**Given instruction**
Extract every line below, verbatim.

[Collected data entries]
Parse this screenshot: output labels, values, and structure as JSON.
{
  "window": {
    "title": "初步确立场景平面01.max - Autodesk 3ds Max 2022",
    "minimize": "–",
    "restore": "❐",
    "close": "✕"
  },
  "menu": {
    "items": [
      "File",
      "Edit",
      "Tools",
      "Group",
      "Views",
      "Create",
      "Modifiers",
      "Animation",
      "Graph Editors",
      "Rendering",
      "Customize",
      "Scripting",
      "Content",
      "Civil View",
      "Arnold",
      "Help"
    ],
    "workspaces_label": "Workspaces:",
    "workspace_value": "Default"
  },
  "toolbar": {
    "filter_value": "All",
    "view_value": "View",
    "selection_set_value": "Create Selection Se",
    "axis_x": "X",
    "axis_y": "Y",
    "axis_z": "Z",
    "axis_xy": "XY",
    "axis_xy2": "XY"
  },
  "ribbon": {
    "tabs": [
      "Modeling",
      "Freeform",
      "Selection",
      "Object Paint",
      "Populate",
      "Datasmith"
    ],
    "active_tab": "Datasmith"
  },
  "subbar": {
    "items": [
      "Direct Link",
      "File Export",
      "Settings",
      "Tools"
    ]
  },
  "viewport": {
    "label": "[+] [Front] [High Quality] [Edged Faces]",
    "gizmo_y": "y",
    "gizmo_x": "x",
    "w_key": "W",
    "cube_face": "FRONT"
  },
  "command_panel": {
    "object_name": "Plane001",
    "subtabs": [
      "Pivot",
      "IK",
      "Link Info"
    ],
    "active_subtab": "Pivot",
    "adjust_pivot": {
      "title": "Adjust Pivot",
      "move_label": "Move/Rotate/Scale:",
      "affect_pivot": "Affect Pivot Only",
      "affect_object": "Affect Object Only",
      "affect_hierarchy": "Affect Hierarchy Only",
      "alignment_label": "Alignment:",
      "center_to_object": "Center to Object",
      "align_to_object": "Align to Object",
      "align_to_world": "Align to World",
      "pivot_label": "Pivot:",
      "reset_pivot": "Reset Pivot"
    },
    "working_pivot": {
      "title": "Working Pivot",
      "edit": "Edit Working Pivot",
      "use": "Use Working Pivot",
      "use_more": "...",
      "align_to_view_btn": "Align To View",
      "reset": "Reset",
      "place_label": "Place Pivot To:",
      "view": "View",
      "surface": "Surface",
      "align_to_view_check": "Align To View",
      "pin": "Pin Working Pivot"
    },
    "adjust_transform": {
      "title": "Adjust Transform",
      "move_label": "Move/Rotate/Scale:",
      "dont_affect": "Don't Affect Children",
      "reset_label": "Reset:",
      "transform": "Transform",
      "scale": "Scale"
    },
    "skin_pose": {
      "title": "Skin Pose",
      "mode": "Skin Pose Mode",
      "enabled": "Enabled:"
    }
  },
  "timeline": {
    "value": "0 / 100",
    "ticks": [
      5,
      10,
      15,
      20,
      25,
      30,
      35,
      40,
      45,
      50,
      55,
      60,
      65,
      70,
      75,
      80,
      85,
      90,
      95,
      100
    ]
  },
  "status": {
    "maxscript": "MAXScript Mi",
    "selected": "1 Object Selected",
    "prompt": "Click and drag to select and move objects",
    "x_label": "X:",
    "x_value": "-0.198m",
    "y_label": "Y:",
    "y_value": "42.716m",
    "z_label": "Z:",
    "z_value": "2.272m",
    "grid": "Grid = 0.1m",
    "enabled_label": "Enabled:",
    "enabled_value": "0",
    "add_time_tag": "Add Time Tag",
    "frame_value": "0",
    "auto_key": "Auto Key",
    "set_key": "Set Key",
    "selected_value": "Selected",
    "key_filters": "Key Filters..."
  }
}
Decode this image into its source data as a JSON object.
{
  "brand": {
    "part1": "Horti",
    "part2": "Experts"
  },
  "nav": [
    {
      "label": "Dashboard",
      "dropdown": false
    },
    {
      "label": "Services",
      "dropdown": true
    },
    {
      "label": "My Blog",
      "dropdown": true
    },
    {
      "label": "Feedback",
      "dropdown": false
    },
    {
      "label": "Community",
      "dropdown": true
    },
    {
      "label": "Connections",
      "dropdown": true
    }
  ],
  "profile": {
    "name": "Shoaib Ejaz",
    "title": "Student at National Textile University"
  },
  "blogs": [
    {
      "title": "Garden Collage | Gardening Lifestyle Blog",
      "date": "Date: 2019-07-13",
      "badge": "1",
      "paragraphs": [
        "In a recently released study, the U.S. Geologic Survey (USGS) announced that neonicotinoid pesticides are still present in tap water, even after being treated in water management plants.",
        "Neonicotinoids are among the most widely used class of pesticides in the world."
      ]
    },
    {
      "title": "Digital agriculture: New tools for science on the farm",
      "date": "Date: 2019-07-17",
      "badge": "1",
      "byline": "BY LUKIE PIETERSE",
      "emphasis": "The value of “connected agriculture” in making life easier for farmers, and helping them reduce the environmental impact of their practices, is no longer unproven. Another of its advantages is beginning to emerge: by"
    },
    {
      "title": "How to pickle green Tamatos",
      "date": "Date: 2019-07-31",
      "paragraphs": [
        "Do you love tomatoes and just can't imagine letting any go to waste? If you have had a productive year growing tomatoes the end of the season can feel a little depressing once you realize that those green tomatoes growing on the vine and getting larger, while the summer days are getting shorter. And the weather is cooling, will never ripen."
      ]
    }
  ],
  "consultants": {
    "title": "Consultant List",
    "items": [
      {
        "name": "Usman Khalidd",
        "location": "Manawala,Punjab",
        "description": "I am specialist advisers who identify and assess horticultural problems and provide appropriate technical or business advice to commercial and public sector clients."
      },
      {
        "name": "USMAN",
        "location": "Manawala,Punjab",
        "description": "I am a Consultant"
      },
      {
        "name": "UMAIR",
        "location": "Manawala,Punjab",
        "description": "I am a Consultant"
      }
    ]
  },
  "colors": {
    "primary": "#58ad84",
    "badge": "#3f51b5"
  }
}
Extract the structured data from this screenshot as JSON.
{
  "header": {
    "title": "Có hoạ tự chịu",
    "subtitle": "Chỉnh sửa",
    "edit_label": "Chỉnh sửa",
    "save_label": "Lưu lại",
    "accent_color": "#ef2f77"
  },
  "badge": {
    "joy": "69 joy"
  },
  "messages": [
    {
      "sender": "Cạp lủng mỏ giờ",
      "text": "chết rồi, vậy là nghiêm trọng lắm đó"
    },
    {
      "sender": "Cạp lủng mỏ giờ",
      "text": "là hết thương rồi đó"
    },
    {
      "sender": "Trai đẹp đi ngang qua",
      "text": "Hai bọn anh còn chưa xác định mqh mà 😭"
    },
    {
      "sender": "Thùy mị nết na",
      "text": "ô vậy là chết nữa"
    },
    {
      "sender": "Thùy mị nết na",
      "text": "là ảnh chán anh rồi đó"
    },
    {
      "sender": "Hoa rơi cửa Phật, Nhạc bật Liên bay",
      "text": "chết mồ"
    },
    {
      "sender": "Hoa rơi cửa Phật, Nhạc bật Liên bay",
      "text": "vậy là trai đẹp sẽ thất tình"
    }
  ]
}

**Answer**
Parse this screenshot: output labels, values, and structure as JSON.
{
  "window": {
    "title": "初步确立场景平面01.max - Autodesk 3ds Max 2022",
    "minimize": "–",
    "restore": "❐",
    "close": "✕"
  },
  "menu": {
    "items": [
      "File",
      "Edit",
      "Tools",
      "Group",
      "Views",
      "Create",
      "Modifiers",
      "Animation",
      "Graph Editors",
      "Rendering",
      "Customize",
      "Scripting",
      "Content",
      "Civil View",
      "Arnold",
      "Help"
    ],
    "workspaces_label": "Workspaces:",
    "workspace_value": "Default"
  },
  "toolbar": {
    "filter_value": "All",
    "view_value": "View",
    "selection_set_value": "Create Selection Se",
    "axis_x": "X",
    "axis_y": "Y",
    "axis_z": "Z",
    "axis_xy": "XY",
    "axis_xy2": "XY"
  },
  "ribbon": {
    "tabs": [
      "Modeling",
      "Freeform",
      "Selection",
      "Object Paint",
      "Populate",
      "Datasmith"
    ],
    "active_tab": "Datasmith"
  },
  "subbar": {
    "items": [
      "Direct Link",
      "File Export",
      "Settings",
      "Tools"
    ]
  },
  "viewport": {
    "label": "[+] [Front] [High Quality] [Edged Faces]",
    "gizmo_y": "y",
    "gizmo_x": "x",
    "w_key": "W",
    "cube_face": "FRONT"
  },
  "command_panel": {
    "object_name": "Plane001",
    "subtabs": [
      "Pivot",
      "IK",
      "Link Info"
    ],
    "active_subtab": "Pivot",
    "adjust_pivot": {
      "title": "Adjust Pivot",
      "move_label": "Move/Rotate/Scale:",
      "affect_pivot": "Affect Pivot Only",
      "affect_object": "Affect Object Only",
      "affect_hierarchy": "Affect Hierarchy Only",
      "alignment_label": "Alignment:",
      "center_to_object": "Center to Object",
      "align_to_object": "Align to Object",
      "align_to_world": "Align to World",
      "pivot_label": "Pivot:",
      "reset_pivot": "Reset Pivot"
    },
    "working_pivot": {
      "title": "Working Pivot",
      "edit": "Edit Working Pivot",
      "use": "Use Working Pivot",
      "use_more": "...",
      "align_to_view_btn": "Align To View",
      "reset": "Reset",
      "place_label": "Place Pivot To:",
      "view": "View",
      "surface": "Surface",
      "align_to_view_check": "Align To View",
      "pin": "Pin Working Pivot"
    },
    "adjust_transform": {
      "title": "Adjust Transform",
      "move_label": "Move/Rotate/Scale:",
      "dont_affect": "Don't Affect Children",
      "reset_label": "Reset:",
      "transform": "Transform",
      "scale": "Scale"
    },
    "skin_pose": {
      "title": "Skin Pose",
      "mode": "Skin Pose Mode",
      "enabled": "Enabled:"
    }
  },
  "timeline": {
    "value": "0 / 100",
    "ticks": [
      5,
      10,
      15,
      20,
      25,
      30,
      35,
      40,
      45,
      50,
      55,
      60,
      65,
      70,
      75,
      80,
      85,
      90,
      95,
      100
    ]
  },
  "status": {
    "maxscript": "MAXScript Mi",
    "selected": "1 Object Selected",
    "prompt": "Click and drag to select and move objects",
    "x_label": "X:",
    "x_value": "-0.198m",
    "y_label": "Y:",
    "y_value": "42.716m",
    "z_label": "Z:",
    "z_value": "2.272m",
    "grid": "Grid = 0.1m",
    "enabled_label": "Enabled:",
    "enabled_value": "0",
    "add_time_tag": "Add Time Tag",
    "frame_value": "0",
    "auto_key": "Auto Key",
    "set_key": "Set Key",
    "selected_value": "Selected",
    "key_filters": "Key Filters..."
  }
}
Decode this image into its source data as a JSON object.
{
  "brand": {
    "part1": "Horti",
    "part2": "Experts"
  },
  "nav": [
    {
      "label": "Dashboard",
      "dropdown": false
    },
    {
      "label": "Services",
      "dropdown": true
    },
    {
      "label": "My Blog",
      "dropdown": true
    },
    {
      "label": "Feedback",
      "dropdown": false
    },
    {
      "label": "Community",
      "dropdown": true
    },
    {
      "label": "Connections",
      "dropdown": true
    }
  ],
  "profile": {
    "name": "Shoaib Ejaz",
    "title": "Student at National Textile University"
  },
  "blogs": [
    {
      "title": "Garden Collage | Gardening Lifestyle Blog",
      "date": "Date: 2019-07-13",
      "badge": "1",
      "paragraphs": [
        "In a recently released study, the U.S. Geologic Survey (USGS) announced that neonicotinoid pesticides are still present in tap water, even after being treated in water management plants.",
        "Neonicotinoids are among the most widely used class of pesticides in the world."
      ]
    },
    {
      "title": "Digital agriculture: New tools for science on the farm",
      "date": "Date: 2019-07-17",
      "badge": "1",
      "byline": "BY LUKIE PIETERSE",
      "emphasis": "The value of “connected agriculture” in making life easier for farmers, and helping them reduce the environmental impact of their practices, is no longer unproven. Another of its advantages is beginning to emerge: by"
    },
    {
      "title": "How to pickle green Tamatos",
      "date": "Date: 2019-07-31",
      "paragraphs": [
        "Do you love tomatoes and just can't imagine letting any go to waste? If you have had a productive year growing tomatoes the end of the season can feel a little depressing once you realize that those green tomatoes growing on the vine and getting larger, while the summer days are getting shorter. And the weather is cooling, will never ripen."
      ]
    }
  ],
  "consultants": {
    "title": "Consultant List",
    "items": [
      {
        "name": "Usman Khalidd",
        "location": "Manawala,Punjab",
        "description": "I am specialist advisers who identify and assess horticultural problems and provide appropriate technical or business advice to commercial and public sector clients."
      },
      {
        "name": "USMAN",
        "location": "Manawala,Punjab",
        "description": "I am a Consultant"
      },
      {
        "name": "UMAIR",
        "location": "Manawala,Punjab",
        "description": "I am a Consultant"
      }
    ]
  },
  "colors": {
    "primary": "#58ad84",
    "badge": "#3f51b5"
  }
}
Extract the structured data from this screenshot as JSON.
{
  "header": {
    "title": "Có hoạ tự chịu",
    "subtitle": "Chỉnh sửa",
    "edit_label": "Chỉnh sửa",
    "save_label": "Lưu lại",
    "accent_color": "#ef2f77"
  },
  "badge": {
    "joy": "69 joy"
  },
  "messages": [
    {
      "sender": "Cạp lủng mỏ giờ",
      "text": "chết rồi, vậy là nghiêm trọng lắm đó"
    },
    {
      "sender": "Cạp lủng mỏ giờ",
      "text": "là hết thương rồi đó"
    },
    {
      "sender": "Trai đẹp đi ngang qua",
      "text": "Hai bọn anh còn chưa xác định mqh mà 😭"
    },
    {
      "sender": "Thùy mị nết na",
      "text": "ô vậy là chết nữa"
    },
    {
      "sender": "Thùy mị nết na",
      "text": "là ảnh chán anh rồi đó"
    },
    {
      "sender": "Hoa rơi cửa Phật, Nhạc bật Liên bay",
      "text": "chết mồ"
    },
    {
      "sender": "Hoa rơi cửa Phật, Nhạc bật Liên bay",
      "text": "vậy là trai đẹp sẽ thất tình"
    }
  ]
}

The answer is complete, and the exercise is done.